=== EXERCISE DETAILS ===
Each record below must be returned exactly as shown.

(Records from a collection)
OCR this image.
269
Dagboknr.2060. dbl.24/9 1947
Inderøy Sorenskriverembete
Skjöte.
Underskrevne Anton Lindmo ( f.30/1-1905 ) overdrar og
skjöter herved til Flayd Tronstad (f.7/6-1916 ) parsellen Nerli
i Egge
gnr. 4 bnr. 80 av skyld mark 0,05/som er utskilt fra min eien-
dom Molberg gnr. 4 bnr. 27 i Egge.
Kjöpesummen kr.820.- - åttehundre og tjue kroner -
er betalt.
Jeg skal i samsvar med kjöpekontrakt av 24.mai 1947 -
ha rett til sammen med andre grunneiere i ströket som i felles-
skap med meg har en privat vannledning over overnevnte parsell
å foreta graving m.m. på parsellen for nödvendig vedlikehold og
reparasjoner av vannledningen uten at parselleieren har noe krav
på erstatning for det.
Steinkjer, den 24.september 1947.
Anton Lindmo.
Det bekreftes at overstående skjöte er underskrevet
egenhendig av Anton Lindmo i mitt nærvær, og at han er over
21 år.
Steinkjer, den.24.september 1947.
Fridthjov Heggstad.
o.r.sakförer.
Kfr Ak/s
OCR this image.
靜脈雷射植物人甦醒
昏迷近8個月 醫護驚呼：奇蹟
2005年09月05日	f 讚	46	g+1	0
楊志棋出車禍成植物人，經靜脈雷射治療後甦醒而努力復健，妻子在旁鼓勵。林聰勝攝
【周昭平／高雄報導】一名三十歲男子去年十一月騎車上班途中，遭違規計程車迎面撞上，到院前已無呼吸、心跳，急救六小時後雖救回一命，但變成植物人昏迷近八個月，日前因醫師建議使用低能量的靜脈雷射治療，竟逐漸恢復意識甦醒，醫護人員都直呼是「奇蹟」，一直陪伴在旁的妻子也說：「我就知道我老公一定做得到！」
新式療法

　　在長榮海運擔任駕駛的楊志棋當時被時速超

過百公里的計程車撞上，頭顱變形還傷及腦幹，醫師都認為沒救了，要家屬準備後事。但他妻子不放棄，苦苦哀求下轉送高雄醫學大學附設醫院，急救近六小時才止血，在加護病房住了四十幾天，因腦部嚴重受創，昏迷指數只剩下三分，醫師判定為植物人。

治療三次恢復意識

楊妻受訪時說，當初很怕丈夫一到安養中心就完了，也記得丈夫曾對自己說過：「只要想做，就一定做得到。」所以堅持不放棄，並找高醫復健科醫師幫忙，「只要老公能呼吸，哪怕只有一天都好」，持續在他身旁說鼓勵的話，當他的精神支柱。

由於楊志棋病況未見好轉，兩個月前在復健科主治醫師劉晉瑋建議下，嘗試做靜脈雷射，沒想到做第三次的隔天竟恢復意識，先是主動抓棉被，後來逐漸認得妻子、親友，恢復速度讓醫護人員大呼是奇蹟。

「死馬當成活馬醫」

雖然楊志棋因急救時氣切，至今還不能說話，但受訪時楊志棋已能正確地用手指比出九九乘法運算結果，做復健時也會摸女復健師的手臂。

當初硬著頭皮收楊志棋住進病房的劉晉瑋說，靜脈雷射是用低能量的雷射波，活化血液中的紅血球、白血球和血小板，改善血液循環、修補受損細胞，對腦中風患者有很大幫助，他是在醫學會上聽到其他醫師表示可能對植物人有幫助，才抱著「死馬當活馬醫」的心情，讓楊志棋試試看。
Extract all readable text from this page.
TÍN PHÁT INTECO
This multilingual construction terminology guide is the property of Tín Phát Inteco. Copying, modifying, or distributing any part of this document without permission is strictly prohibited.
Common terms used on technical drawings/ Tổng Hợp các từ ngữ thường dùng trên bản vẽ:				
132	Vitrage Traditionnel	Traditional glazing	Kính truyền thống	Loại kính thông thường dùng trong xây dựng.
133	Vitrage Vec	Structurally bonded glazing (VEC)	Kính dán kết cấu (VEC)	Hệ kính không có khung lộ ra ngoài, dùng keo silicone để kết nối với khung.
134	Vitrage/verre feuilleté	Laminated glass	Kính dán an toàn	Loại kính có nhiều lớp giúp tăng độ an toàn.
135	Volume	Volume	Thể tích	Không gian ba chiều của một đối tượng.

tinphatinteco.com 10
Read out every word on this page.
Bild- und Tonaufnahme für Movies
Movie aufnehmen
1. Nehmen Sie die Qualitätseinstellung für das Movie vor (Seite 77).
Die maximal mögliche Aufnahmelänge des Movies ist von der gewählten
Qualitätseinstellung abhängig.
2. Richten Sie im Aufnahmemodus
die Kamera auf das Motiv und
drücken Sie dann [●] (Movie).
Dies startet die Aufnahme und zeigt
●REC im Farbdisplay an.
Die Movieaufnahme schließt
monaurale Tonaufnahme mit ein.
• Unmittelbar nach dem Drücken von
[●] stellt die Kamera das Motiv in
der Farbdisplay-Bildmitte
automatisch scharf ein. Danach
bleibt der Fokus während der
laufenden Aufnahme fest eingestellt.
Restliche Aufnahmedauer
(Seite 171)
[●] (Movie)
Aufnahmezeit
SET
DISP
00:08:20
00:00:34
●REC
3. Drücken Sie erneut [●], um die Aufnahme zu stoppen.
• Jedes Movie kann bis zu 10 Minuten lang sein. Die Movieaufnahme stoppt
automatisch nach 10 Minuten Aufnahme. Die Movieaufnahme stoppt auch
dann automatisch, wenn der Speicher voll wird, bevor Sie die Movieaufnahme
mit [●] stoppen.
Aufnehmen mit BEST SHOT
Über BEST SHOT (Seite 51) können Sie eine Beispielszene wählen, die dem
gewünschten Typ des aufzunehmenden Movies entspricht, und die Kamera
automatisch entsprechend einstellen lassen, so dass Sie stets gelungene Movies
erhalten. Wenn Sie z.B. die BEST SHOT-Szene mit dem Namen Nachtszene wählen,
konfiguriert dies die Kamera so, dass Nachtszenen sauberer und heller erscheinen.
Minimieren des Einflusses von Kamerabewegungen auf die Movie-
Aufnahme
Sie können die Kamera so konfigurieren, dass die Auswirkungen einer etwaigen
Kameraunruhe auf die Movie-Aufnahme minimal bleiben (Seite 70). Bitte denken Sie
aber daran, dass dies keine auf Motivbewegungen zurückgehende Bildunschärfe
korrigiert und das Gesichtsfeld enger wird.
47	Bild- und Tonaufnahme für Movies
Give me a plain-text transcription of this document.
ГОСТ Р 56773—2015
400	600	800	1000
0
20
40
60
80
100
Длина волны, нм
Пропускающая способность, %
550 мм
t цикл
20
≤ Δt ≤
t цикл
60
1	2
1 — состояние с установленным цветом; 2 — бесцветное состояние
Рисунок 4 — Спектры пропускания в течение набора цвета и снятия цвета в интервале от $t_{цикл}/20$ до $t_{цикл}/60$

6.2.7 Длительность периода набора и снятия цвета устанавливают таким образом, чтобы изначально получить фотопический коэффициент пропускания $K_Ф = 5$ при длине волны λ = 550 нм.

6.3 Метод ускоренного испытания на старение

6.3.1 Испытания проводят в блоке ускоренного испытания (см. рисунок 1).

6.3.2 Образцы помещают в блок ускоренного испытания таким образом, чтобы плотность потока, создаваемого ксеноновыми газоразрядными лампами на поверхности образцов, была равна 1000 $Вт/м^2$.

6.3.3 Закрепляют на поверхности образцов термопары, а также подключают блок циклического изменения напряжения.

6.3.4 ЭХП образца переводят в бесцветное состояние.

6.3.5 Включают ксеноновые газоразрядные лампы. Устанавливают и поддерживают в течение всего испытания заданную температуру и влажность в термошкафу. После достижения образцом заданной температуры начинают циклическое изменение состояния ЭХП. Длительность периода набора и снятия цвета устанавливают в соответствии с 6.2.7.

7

=== THE REPLY ===
OCR this image.
269
Dagboknr.2060. dbl.24/9 1947
Inderøy Sorenskriverembete
Skjöte.
Underskrevne Anton Lindmo ( f.30/1-1905 ) overdrar og
skjöter herved til Flayd Tronstad (f.7/6-1916 ) parsellen Nerli
i Egge
gnr. 4 bnr. 80 av skyld mark 0,05/som er utskilt fra min eien-
dom Molberg gnr. 4 bnr. 27 i Egge.
Kjöpesummen kr.820.- - åttehundre og tjue kroner -
er betalt.
Jeg skal i samsvar med kjöpekontrakt av 24.mai 1947 -
ha rett til sammen med andre grunneiere i ströket som i felles-
skap med meg har en privat vannledning over overnevnte parsell
å foreta graving m.m. på parsellen for nödvendig vedlikehold og
reparasjoner av vannledningen uten at parselleieren har noe krav
på erstatning for det.
Steinkjer, den 24.september 1947.
Anton Lindmo.
Det bekreftes at overstående skjöte er underskrevet
egenhendig av Anton Lindmo i mitt nærvær, og at han er over
21 år.
Steinkjer, den.24.september 1947.
Fridthjov Heggstad.
o.r.sakförer.
Kfr Ak/s
OCR this image.
靜脈雷射植物人甦醒
昏迷近8個月 醫護驚呼：奇蹟
2005年09月05日	f 讚	46	g+1	0
楊志棋出車禍成植物人，經靜脈雷射治療後甦醒而努力復健，妻子在旁鼓勵。林聰勝攝
【周昭平／高雄報導】一名三十歲男子去年十一月騎車上班途中，遭違規計程車迎面撞上，到院前已無呼吸、心跳，急救六小時後雖救回一命，但變成植物人昏迷近八個月，日前因醫師建議使用低能量的靜脈雷射治療，竟逐漸恢復意識甦醒，醫護人員都直呼是「奇蹟」，一直陪伴在旁的妻子也說：「我就知道我老公一定做得到！」
新式療法

　　在長榮海運擔任駕駛的楊志棋當時被時速超

過百公里的計程車撞上，頭顱變形還傷及腦幹，醫師都認為沒救了，要家屬準備後事。但他妻子不放棄，苦苦哀求下轉送高雄醫學大學附設醫院，急救近六小時才止血，在加護病房住了四十幾天，因腦部嚴重受創，昏迷指數只剩下三分，醫師判定為植物人。

治療三次恢復意識

楊妻受訪時說，當初很怕丈夫一到安養中心就完了，也記得丈夫曾對自己說過：「只要想做，就一定做得到。」所以堅持不放棄，並找高醫復健科醫師幫忙，「只要老公能呼吸，哪怕只有一天都好」，持續在他身旁說鼓勵的話，當他的精神支柱。

由於楊志棋病況未見好轉，兩個月前在復健科主治醫師劉晉瑋建議下，嘗試做靜脈雷射，沒想到做第三次的隔天竟恢復意識，先是主動抓棉被，後來逐漸認得妻子、親友，恢復速度讓醫護人員大呼是奇蹟。

「死馬當成活馬醫」

雖然楊志棋因急救時氣切，至今還不能說話，但受訪時楊志棋已能正確地用手指比出九九乘法運算結果，做復健時也會摸女復健師的手臂。

當初硬著頭皮收楊志棋住進病房的劉晉瑋說，靜脈雷射是用低能量的雷射波，活化血液中的紅血球、白血球和血小板，改善血液循環、修補受損細胞，對腦中風患者有很大幫助，他是在醫學會上聽到其他醫師表示可能對植物人有幫助，才抱著「死馬當活馬醫」的心情，讓楊志棋試試看。
Extract all readable text from this page.
TÍN PHÁT INTECO
This multilingual construction terminology guide is the property of Tín Phát Inteco. Copying, modifying, or distributing any part of this document without permission is strictly prohibited.
Common terms used on technical drawings/ Tổng Hợp các từ ngữ thường dùng trên bản vẽ:				
132	Vitrage Traditionnel	Traditional glazing	Kính truyền thống	Loại kính thông thường dùng trong xây dựng.
133	Vitrage Vec	Structurally bonded glazing (VEC)	Kính dán kết cấu (VEC)	Hệ kính không có khung lộ ra ngoài, dùng keo silicone để kết nối với khung.
134	Vitrage/verre feuilleté	Laminated glass	Kính dán an toàn	Loại kính có nhiều lớp giúp tăng độ an toàn.
135	Volume	Volume	Thể tích	Không gian ba chiều của một đối tượng.

tinphatinteco.com 10
Read out every word on this page.
Bild- und Tonaufnahme für Movies
Movie aufnehmen
1. Nehmen Sie die Qualitätseinstellung für das Movie vor (Seite 77).
Die maximal mögliche Aufnahmelänge des Movies ist von der gewählten
Qualitätseinstellung abhängig.
2. Richten Sie im Aufnahmemodus
die Kamera auf das Motiv und
drücken Sie dann [●] (Movie).
Dies startet die Aufnahme und zeigt
●REC im Farbdisplay an.
Die Movieaufnahme schließt
monaurale Tonaufnahme mit ein.
• Unmittelbar nach dem Drücken von
[●] stellt die Kamera das Motiv in
der Farbdisplay-Bildmitte
automatisch scharf ein. Danach
bleibt der Fokus während der
laufenden Aufnahme fest eingestellt.
Restliche Aufnahmedauer
(Seite 171)
[●] (Movie)
Aufnahmezeit
SET
DISP
00:08:20
00:00:34
●REC
3. Drücken Sie erneut [●], um die Aufnahme zu stoppen.
• Jedes Movie kann bis zu 10 Minuten lang sein. Die Movieaufnahme stoppt
automatisch nach 10 Minuten Aufnahme. Die Movieaufnahme stoppt auch
dann automatisch, wenn der Speicher voll wird, bevor Sie die Movieaufnahme
mit [●] stoppen.
Aufnehmen mit BEST SHOT
Über BEST SHOT (Seite 51) können Sie eine Beispielszene wählen, die dem
gewünschten Typ des aufzunehmenden Movies entspricht, und die Kamera
automatisch entsprechend einstellen lassen, so dass Sie stets gelungene Movies
erhalten. Wenn Sie z.B. die BEST SHOT-Szene mit dem Namen Nachtszene wählen,
konfiguriert dies die Kamera so, dass Nachtszenen sauberer und heller erscheinen.
Minimieren des Einflusses von Kamerabewegungen auf die Movie-
Aufnahme
Sie können die Kamera so konfigurieren, dass die Auswirkungen einer etwaigen
Kameraunruhe auf die Movie-Aufnahme minimal bleiben (Seite 70). Bitte denken Sie
aber daran, dass dies keine auf Motivbewegungen zurückgehende Bildunschärfe
korrigiert und das Gesichtsfeld enger wird.
47	Bild- und Tonaufnahme für Movies
Give me a plain-text transcription of this document.
ГОСТ Р 56773—2015
400	600	800	1000
0
20
40
60
80
100
Длина волны, нм
Пропускающая способность, %
550 мм
t цикл
20
≤ Δt ≤
t цикл
60
1	2
1 — состояние с установленным цветом; 2 — бесцветное состояние
Рисунок 4 — Спектры пропускания в течение набора цвета и снятия цвета в интервале от $t_{цикл}/20$ до $t_{цикл}/60$

6.2.7 Длительность периода набора и снятия цвета устанавливают таким образом, чтобы изначально получить фотопический коэффициент пропускания $K_Ф = 5$ при длине волны λ = 550 нм.

6.3 Метод ускоренного испытания на старение

6.3.1 Испытания проводят в блоке ускоренного испытания (см. рисунок 1).

6.3.2 Образцы помещают в блок ускоренного испытания таким образом, чтобы плотность потока, создаваемого ксеноновыми газоразрядными лампами на поверхности образцов, была равна 1000 $Вт/м^2$.

6.3.3 Закрепляют на поверхности образцов термопары, а также подключают блок циклического изменения напряжения.

6.3.4 ЭХП образца переводят в бесцветное состояние.

6.3.5 Включают ксеноновые газоразрядные лампы. Устанавливают и поддерживают в течение всего испытания заданную температуру и влажность в термошкафу. После достижения образцом заданной температуры начинают циклическое изменение состояния ЭХП. Длительность периода набора и снятия цвета устанавливают в соответствии с 6.2.7.

7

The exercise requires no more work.